BRIEF:
Return all of the lines below exactly as they are.

* * * *

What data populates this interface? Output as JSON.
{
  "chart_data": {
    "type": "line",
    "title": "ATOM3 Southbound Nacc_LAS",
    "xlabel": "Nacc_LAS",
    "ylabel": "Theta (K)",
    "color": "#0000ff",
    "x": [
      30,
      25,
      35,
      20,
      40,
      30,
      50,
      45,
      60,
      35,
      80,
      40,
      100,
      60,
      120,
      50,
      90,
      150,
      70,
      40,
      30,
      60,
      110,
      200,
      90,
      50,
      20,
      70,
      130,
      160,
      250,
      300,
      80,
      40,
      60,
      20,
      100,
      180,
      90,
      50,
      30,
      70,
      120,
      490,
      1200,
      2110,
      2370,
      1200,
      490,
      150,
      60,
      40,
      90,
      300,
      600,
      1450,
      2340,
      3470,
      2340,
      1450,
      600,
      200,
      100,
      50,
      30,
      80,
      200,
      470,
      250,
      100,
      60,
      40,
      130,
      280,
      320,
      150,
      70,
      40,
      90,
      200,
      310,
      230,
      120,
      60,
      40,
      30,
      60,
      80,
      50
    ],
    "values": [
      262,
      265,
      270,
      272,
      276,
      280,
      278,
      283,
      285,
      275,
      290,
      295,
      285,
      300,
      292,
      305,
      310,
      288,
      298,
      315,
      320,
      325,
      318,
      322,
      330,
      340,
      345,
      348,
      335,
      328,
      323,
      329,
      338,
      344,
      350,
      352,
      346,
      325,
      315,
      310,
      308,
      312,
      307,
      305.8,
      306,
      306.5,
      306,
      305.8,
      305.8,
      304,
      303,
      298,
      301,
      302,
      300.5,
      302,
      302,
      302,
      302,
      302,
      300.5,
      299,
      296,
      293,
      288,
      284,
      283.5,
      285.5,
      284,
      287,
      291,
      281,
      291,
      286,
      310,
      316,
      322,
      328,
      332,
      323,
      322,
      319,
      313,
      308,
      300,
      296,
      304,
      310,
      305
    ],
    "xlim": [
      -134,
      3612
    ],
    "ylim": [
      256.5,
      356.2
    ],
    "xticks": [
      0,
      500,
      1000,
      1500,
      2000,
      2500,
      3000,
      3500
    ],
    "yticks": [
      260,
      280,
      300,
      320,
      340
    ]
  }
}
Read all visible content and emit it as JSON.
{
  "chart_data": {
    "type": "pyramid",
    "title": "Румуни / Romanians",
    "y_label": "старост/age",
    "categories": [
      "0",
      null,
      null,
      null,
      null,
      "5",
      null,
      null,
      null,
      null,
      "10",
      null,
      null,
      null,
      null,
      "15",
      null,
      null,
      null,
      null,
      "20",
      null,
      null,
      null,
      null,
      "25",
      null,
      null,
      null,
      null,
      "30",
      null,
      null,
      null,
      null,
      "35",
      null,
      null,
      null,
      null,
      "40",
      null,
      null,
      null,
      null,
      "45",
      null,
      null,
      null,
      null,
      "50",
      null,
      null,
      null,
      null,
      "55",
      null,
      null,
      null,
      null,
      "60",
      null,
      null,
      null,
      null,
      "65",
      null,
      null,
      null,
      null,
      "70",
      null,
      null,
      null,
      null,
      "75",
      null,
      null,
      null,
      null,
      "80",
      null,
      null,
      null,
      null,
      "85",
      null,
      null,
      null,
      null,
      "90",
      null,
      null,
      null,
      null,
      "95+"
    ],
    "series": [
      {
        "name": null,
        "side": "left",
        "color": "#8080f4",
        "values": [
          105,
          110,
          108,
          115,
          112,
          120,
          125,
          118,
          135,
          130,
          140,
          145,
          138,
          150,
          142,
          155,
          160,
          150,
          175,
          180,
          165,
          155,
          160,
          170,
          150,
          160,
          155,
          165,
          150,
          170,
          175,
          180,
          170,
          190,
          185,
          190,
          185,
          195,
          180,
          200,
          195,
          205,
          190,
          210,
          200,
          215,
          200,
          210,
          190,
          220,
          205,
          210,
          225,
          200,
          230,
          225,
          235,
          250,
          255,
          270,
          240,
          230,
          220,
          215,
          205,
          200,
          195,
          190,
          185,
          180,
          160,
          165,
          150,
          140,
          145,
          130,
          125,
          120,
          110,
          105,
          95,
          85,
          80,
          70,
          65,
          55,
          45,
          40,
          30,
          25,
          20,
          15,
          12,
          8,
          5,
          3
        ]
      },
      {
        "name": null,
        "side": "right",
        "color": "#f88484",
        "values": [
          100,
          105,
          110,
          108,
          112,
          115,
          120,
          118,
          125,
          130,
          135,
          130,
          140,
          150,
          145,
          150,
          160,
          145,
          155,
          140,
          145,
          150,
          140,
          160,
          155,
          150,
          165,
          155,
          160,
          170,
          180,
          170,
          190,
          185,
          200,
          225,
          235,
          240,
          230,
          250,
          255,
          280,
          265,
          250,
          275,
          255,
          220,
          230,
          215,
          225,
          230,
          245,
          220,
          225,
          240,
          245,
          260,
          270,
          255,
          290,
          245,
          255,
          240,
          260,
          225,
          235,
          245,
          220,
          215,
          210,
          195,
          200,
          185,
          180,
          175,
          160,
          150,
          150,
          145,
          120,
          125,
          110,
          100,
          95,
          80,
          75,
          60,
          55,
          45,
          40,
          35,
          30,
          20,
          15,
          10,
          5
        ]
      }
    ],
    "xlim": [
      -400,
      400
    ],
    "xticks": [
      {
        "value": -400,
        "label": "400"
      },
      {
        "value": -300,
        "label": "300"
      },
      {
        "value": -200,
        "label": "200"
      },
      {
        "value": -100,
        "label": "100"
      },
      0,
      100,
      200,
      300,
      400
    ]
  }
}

* * * *

FINAL ANSWER:
What data populates this interface? Output as JSON.
{
  "chart_data": {
    "type": "line",
    "title": "ATOM3 Southbound Nacc_LAS",
    "xlabel": "Nacc_LAS",
    "ylabel": "Theta (K)",
    "color": "#0000ff",
    "x": [
      30,
      25,
      35,
      20,
      40,
      30,
      50,
      45,
      60,
      35,
      80,
      40,
      100,
      60,
      120,
      50,
      90,
      150,
      70,
      40,
      30,
      60,
      110,
      200,
      90,
      50,
      20,
      70,
      130,
      160,
      250,
      300,
      80,
      40,
      60,
      20,
      100,
      180,
      90,
      50,
      30,
      70,
      120,
      490,
      1200,
      2110,
      2370,
      1200,
      490,
      150,
      60,
      40,
      90,
      300,
      600,
      1450,
      2340,
      3470,
      2340,
      1450,
      600,
      200,
      100,
      50,
      30,
      80,
      200,
      470,
      250,
      100,
      60,
      40,
      130,
      280,
      320,
      150,
      70,
      40,
      90,
      200,
      310,
      230,
      120,
      60,
      40,
      30,
      60,
      80,
      50
    ],
    "values": [
      262,
      265,
      270,
      272,
      276,
      280,
      278,
      283,
      285,
      275,
      290,
      295,
      285,
      300,
      292,
      305,
      310,
      288,
      298,
      315,
      320,
      325,
      318,
      322,
      330,
      340,
      345,
      348,
      335,
      328,
      323,
      329,
      338,
      344,
      350,
      352,
      346,
      325,
      315,
      310,
      308,
      312,
      307,
      305.8,
      306,
      306.5,
      306,
      305.8,
      305.8,
      304,
      303,
      298,
      301,
      302,
      300.5,
      302,
      302,
      302,
      302,
      302,
      300.5,
      299,
      296,
      293,
      288,
      284,
      283.5,
      285.5,
      284,
      287,
      291,
      281,
      291,
      286,
      310,
      316,
      322,
      328,
      332,
      323,
      322,
      319,
      313,
      308,
      300,
      296,
      304,
      310,
      305
    ],
    "xlim": [
      -134,
      3612
    ],
    "ylim": [
      256.5,
      356.2
    ],
    "xticks": [
      0,
      500,
      1000,
      1500,
      2000,
      2500,
      3000,
      3500
    ],
    "yticks": [
      260,
      280,
      300,
      320,
      340
    ]
  }
}
Read all visible content and emit it as JSON.
{
  "chart_data": {
    "type": "pyramid",
    "title": "Румуни / Romanians",
    "y_label": "старост/age",
    "categories": [
      "0",
      null,
      null,
      null,
      null,
      "5",
      null,
      null,
      null,
      null,
      "10",
      null,
      null,
      null,
      null,
      "15",
      null,
      null,
      null,
      null,
      "20",
      null,
      null,
      null,
      null,
      "25",
      null,
      null,
      null,
      null,
      "30",
      null,
      null,
      null,
      null,
      "35",
      null,
      null,
      null,
      null,
      "40",
      null,
      null,
      null,
      null,
      "45",
      null,
      null,
      null,
      null,
      "50",
      null,
      null,
      null,
      null,
      "55",
      null,
      null,
      null,
      null,
      "60",
      null,
      null,
      null,
      null,
      "65",
      null,
      null,
      null,
      null,
      "70",
      null,
      null,
      null,
      null,
      "75",
      null,
      null,
      null,
      null,
      "80",
      null,
      null,
      null,
      null,
      "85",
      null,
      null,
      null,
      null,
      "90",
      null,
      null,
      null,
      null,
      "95+"
    ],
    "series": [
      {
        "name": null,
        "side": "left",
        "color": "#8080f4",
        "values": [
          105,
          110,
          108,
          115,
          112,
          120,
          125,
          118,
          135,
          130,
          140,
          145,
          138,
          150,
          142,
          155,
          160,
          150,
          175,
          180,
          165,
          155,
          160,
          170,
          150,
          160,
          155,
          165,
          150,
          170,
          175,
          180,
          170,
          190,
          185,
          190,
          185,
          195,
          180,
          200,
          195,
          205,
          190,
          210,
          200,
          215,
          200,
          210,
          190,
          220,
          205,
          210,
          225,
          200,
          230,
          225,
          235,
          250,
          255,
          270,
          240,
          230,
          220,
          215,
          205,
          200,
          195,
          190,
          185,
          180,
          160,
          165,
          150,
          140,
          145,
          130,
          125,
          120,
          110,
          105,
          95,
          85,
          80,
          70,
          65,
          55,
          45,
          40,
          30,
          25,
          20,
          15,
          12,
          8,
          5,
          3
        ]
      },
      {
        "name": null,
        "side": "right",
        "color": "#f88484",
        "values": [
          100,
          105,
          110,
          108,
          112,
          115,
          120,
          118,
          125,
          130,
          135,
          130,
          140,
          150,
          145,
          150,
          160,
          145,
          155,
          140,
          145,
          150,
          140,
          160,
          155,
          150,
          165,
          155,
          160,
          170,
          180,
          170,
          190,
          185,
          200,
          225,
          235,
          240,
          230,
          250,
          255,
          280,
          265,
          250,
          275,
          255,
          220,
          230,
          215,
          225,
          230,
          245,
          220,
          225,
          240,
          245,
          260,
          270,
          255,
          290,
          245,
          255,
          240,
          260,
          225,
          235,
          245,
          220,
          215,
          210,
          195,
          200,
          185,
          180,
          175,
          160,
          150,
          150,
          145,
          120,
          125,
          110,
          100,
          95,
          80,
          75,
          60,
          55,
          45,
          40,
          35,
          30,
          20,
          15,
          10,
          5
        ]
      }
    ],
    "xlim": [
      -400,
      400
    ],
    "xticks": [
      {
        "value": -400,
        "label": "400"
      },
      {
        "value": -300,
        "label": "300"
      },
      {
        "value": -200,
        "label": "200"
      },
      {
        "value": -100,
        "label": "100"
      },
      0,
      100,
      200,
      300,
      400
    ]
  }
}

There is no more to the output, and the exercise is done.